■ ZADANIE DO WYKONANIA ■
Sformatuj wiersze wszystkich rekordów jako listę JSON złożoną z napisów, po jednym napisie na każdy wiersz i bez pustych wierszy. Obrazy pomiń w odpowiedzi.

■ WYBRANE REKORDY ■

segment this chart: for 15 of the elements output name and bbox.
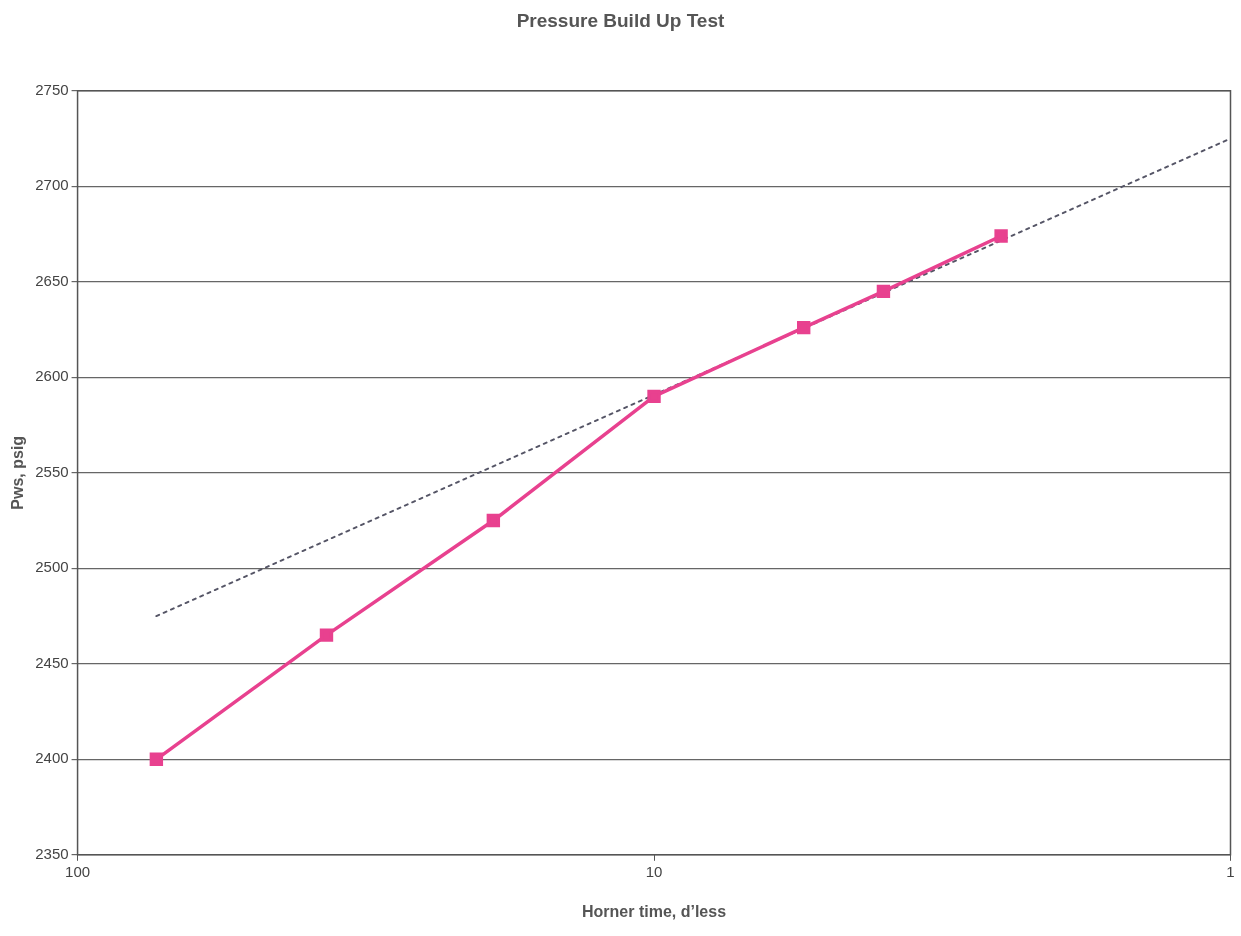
y-tick-label: 2700	[35, 176, 69, 194]
y-tick-label: 2600	[35, 367, 69, 385]
y-tick-label: 2350	[35, 844, 69, 862]
y-axis-title: Pws, psig	[9, 435, 27, 510]
x-tick-label: 100	[65, 862, 91, 880]
x-tick-label: 1	[1226, 862, 1235, 880]
y-tick-label: 2750	[35, 80, 69, 98]
chart-title: Pressure Build Up Test	[516, 9, 725, 31]
x-axis-title: Horner time, d’less	[582, 902, 727, 920]
y-tick-label: 2550	[35, 462, 69, 480]
y-tick-label: 2400	[35, 749, 69, 767]
y-tick-label: 2650	[35, 271, 69, 289]
y-tick-label: 2500	[35, 558, 69, 576]
y-tick-label: 2450	[35, 653, 69, 671]
x-tick-label: 10	[645, 862, 663, 880]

■ PRZYKŁADOWE ROZWIĄZANIE ■
[
  "segment this chart: for 15 of the elements output name and bbox.",
  "y-tick-label: 2700\t[35, 176, 69, 194]",
  "y-tick-label: 2600\t[35, 367, 69, 385]",
  "y-tick-label: 2350\t[35, 844, 69, 862]",
  "y-axis-title: Pws, psig\t[9, 435, 27, 510]",
  "x-tick-label: 100\t[65, 862, 91, 880]",
  "x-tick-label: 1\t[1226, 862, 1235, 880]",
  "y-tick-label: 2750\t[35, 80, 69, 98]",
  "chart-title: Pressure Build Up Test\t[516, 9, 725, 31]",
  "x-axis-title: Horner time, d’less\t[582, 902, 727, 920]",
  "y-tick-label: 2550\t[35, 462, 69, 480]",
  "y-tick-label: 2400\t[35, 749, 69, 767]",
  "y-tick-label: 2650\t[35, 271, 69, 289]",
  "y-tick-label: 2500\t[35, 558, 69, 576]",
  "y-tick-label: 2450\t[35, 653, 69, 671]",
  "x-tick-label: 10\t[645, 862, 663, 880]"
]